• [SET PROBLEM] From the entries below, copy every line that holds the word "sector".

++++

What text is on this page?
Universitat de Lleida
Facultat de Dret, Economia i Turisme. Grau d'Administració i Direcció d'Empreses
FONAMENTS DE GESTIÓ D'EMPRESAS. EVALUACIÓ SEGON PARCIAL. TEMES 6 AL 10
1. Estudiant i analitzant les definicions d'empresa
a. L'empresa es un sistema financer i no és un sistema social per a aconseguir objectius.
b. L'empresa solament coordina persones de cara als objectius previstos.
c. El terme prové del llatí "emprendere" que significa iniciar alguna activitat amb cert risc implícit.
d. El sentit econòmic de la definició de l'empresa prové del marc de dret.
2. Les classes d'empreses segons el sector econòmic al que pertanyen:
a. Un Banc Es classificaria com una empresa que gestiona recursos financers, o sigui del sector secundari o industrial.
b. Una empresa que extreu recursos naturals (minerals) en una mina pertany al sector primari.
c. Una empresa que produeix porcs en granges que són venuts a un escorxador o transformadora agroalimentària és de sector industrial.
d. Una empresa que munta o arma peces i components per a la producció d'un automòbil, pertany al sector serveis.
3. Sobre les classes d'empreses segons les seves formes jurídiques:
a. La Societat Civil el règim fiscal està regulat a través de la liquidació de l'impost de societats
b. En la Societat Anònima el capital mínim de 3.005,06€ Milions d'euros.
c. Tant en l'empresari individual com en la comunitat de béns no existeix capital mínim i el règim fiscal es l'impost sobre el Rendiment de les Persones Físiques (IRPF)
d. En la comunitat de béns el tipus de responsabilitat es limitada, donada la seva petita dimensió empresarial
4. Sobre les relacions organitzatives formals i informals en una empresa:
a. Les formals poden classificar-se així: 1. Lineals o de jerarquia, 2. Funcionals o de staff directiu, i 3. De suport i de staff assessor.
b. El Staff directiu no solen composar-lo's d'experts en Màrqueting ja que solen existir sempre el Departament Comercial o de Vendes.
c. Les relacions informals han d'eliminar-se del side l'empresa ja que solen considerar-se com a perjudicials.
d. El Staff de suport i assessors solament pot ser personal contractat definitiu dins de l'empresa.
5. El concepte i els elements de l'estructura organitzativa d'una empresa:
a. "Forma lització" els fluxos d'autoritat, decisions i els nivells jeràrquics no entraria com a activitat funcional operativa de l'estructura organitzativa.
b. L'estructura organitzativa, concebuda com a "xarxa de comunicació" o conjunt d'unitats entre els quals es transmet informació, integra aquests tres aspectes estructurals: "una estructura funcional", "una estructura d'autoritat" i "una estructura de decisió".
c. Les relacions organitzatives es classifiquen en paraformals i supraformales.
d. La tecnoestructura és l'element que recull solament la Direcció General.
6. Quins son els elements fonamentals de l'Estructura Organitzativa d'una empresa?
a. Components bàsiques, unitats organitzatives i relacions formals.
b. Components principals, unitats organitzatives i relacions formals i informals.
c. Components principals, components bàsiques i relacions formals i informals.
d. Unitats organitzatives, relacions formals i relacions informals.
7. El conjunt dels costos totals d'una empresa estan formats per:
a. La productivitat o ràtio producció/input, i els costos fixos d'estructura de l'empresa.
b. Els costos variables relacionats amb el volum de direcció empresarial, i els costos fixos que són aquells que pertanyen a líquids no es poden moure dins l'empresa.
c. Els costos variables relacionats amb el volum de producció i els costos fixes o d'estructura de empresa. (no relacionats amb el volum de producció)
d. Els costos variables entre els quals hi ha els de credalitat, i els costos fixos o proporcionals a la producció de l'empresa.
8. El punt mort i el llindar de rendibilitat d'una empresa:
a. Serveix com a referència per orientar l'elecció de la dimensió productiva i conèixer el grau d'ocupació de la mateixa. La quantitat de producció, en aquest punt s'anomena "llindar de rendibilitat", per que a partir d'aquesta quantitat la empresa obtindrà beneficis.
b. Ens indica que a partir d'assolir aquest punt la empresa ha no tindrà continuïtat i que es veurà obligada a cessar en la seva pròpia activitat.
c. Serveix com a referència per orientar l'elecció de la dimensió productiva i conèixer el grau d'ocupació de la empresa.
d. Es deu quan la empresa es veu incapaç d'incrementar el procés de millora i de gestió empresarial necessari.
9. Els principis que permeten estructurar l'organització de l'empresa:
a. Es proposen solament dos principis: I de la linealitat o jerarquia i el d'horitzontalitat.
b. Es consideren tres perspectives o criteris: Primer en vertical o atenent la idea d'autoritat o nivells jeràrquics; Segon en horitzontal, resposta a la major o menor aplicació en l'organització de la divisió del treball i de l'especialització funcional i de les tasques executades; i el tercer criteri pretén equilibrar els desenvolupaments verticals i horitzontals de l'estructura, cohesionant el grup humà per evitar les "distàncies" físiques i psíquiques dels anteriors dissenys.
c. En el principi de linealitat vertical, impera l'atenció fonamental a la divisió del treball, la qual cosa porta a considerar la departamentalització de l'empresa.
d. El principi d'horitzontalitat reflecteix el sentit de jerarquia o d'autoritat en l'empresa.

++++

• [RESULT OF THIS TASK]
2. Les classes d'empreses segons el sector econòmic al que pertanyen:
a. Un Banc Es classificaria com una empresa que gestiona recursos financers, o sigui del sector secundari o industrial.
b. Una empresa que extreu recursos naturals (minerals) en una mina pertany al sector primari.
c. Una empresa que produeix porcs en granges que són venuts a un escorxador o transformadora agroalimentària és de sector industrial.
d. Una empresa que munta o arma peces i components per a la producció d'un automòbil, pertany al sector serveis.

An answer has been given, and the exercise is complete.